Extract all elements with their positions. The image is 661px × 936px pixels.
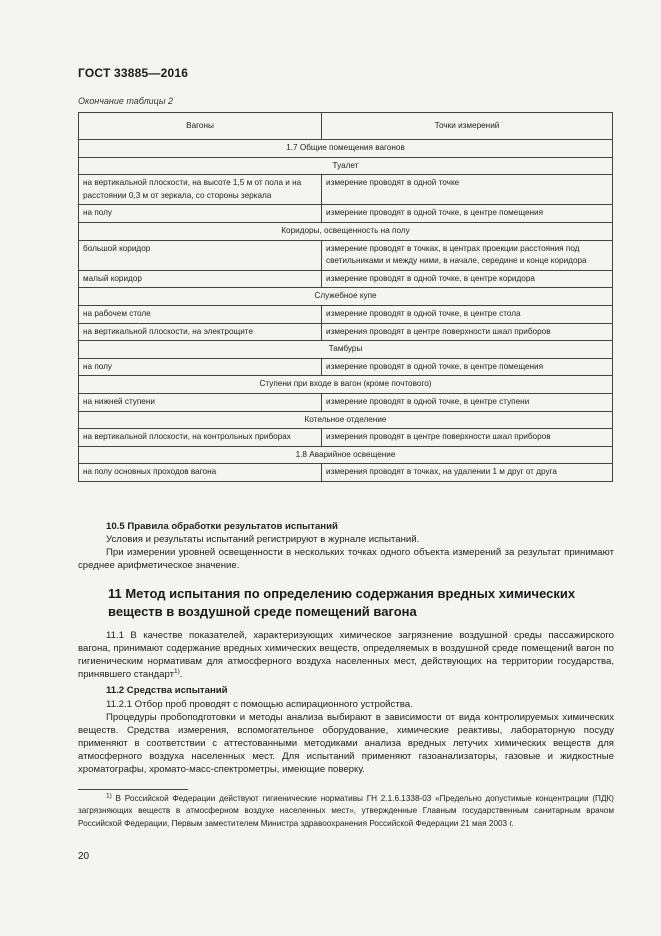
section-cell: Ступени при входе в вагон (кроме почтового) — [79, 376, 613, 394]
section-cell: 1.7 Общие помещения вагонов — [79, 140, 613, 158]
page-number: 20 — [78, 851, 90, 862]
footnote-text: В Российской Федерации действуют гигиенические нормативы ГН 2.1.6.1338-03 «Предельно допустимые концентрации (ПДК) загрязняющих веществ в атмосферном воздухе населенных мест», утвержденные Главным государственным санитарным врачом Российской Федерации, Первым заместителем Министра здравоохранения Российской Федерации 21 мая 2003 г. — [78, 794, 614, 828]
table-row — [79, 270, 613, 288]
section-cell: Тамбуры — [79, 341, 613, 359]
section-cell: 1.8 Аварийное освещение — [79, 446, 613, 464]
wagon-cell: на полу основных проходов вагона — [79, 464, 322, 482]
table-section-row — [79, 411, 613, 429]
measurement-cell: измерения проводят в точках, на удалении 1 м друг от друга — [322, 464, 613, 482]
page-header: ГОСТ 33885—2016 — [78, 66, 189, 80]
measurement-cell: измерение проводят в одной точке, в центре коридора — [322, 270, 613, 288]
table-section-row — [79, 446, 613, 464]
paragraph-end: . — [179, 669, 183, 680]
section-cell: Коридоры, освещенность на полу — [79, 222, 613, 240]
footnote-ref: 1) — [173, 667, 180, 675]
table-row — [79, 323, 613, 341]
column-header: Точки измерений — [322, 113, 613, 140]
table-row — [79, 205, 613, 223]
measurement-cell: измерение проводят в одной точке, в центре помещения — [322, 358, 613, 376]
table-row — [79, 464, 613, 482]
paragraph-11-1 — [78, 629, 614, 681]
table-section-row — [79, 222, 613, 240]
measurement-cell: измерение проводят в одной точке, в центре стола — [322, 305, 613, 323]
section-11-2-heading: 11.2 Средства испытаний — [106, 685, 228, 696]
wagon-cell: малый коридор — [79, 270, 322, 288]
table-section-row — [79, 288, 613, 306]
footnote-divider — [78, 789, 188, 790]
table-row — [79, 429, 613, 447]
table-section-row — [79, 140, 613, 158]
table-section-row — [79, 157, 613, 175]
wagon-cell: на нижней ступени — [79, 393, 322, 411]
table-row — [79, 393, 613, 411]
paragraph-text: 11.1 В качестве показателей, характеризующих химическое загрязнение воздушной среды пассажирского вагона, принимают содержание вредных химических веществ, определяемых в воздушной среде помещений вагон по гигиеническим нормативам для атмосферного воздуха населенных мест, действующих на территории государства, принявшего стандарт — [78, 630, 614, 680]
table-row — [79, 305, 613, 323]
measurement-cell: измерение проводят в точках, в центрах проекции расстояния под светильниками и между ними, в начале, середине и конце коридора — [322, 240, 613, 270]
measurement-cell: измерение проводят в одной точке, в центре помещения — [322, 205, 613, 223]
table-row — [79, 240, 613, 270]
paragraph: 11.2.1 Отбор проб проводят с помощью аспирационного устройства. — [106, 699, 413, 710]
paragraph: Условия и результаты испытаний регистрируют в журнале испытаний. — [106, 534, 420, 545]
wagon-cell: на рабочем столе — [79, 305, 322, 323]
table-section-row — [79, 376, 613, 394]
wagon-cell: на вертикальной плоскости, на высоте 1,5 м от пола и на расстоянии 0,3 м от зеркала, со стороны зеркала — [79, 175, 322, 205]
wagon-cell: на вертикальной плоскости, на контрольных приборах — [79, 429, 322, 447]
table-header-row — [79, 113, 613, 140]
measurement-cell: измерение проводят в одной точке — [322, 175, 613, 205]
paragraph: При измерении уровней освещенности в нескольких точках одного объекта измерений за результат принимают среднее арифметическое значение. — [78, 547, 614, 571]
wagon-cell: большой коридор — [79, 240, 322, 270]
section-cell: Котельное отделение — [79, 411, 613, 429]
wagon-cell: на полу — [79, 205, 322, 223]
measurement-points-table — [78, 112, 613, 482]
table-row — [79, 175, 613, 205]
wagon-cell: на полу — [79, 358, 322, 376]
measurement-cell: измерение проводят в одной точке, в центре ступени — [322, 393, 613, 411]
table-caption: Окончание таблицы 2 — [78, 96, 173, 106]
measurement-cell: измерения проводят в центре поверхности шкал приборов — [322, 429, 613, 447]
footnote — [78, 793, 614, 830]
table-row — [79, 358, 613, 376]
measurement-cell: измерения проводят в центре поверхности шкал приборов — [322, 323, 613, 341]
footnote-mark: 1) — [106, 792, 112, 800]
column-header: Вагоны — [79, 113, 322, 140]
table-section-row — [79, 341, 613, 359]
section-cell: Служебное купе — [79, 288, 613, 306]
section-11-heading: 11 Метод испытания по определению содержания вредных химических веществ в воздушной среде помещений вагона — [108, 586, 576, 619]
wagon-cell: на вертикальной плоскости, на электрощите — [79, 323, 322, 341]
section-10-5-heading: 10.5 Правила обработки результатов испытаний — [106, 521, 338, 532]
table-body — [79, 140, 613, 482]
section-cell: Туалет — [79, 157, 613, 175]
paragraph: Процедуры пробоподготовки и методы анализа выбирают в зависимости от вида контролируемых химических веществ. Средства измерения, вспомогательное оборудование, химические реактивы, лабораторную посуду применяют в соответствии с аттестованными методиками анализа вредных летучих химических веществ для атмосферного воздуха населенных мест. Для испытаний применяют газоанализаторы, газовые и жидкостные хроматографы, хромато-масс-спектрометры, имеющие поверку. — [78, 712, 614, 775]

______

▶ **Stated goal**:
Copy word for word every line of the data from the line with "section-cell: Ступени при" up to and including the line with "page-number: 20 — [78, 851, 90, 862]", and nothing else.

▶ **In response**:
section-cell: Ступени при входе в вагон (кроме почтового) — [79, 376, 613, 394]
section-cell: 1.7 Общие помещения вагонов — [79, 140, 613, 158]
page-number: 20 — [78, 851, 90, 862]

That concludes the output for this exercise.